What you have to do:
Write out all records as given; omit images.
--*--
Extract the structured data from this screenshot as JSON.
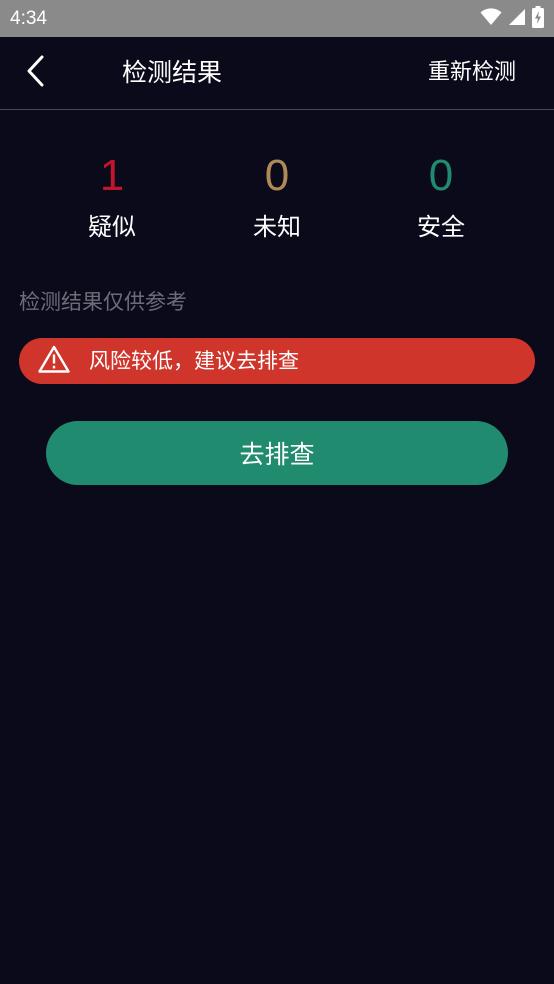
{
  "status_bar": {
    "time": "4:34",
    "icons": [
      "wifi-icon",
      "signal-icon",
      "battery-charging-icon"
    ]
  },
  "header": {
    "title": "检测结果",
    "back_icon": "chevron-left-icon",
    "retest_label": "重新检测"
  },
  "stats": [
    {
      "value": "1",
      "label": "疑似",
      "color": "#c0152a"
    },
    {
      "value": "0",
      "label": "未知",
      "color": "#b08a55"
    },
    {
      "value": "0",
      "label": "安全",
      "color": "#208b6e"
    }
  ],
  "disclaimer": "检测结果仅供参考",
  "alert": {
    "icon": "warning-triangle-icon",
    "text": "风险较低，建议去排查",
    "color": "#cf352b"
  },
  "action": {
    "label": "去排查",
    "color": "#208b6e"
  }
}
--*--
Exercise answer:
Extract the structured data from this screenshot as JSON.
{
  "status_bar": {
    "time": "4:34",
    "icons": [
      "wifi-icon",
      "signal-icon",
      "battery-charging-icon"
    ]
  },
  "header": {
    "title": "检测结果",
    "back_icon": "chevron-left-icon",
    "retest_label": "重新检测"
  },
  "stats": [
    {
      "value": "1",
      "label": "疑似",
      "color": "#c0152a"
    },
    {
      "value": "0",
      "label": "未知",
      "color": "#b08a55"
    },
    {
      "value": "0",
      "label": "安全",
      "color": "#208b6e"
    }
  ],
  "disclaimer": "检测结果仅供参考",
  "alert": {
    "icon": "warning-triangle-icon",
    "text": "风险较低，建议去排查",
    "color": "#cf352b"
  },
  "action": {
    "label": "去排查",
    "color": "#208b6e"
  }
}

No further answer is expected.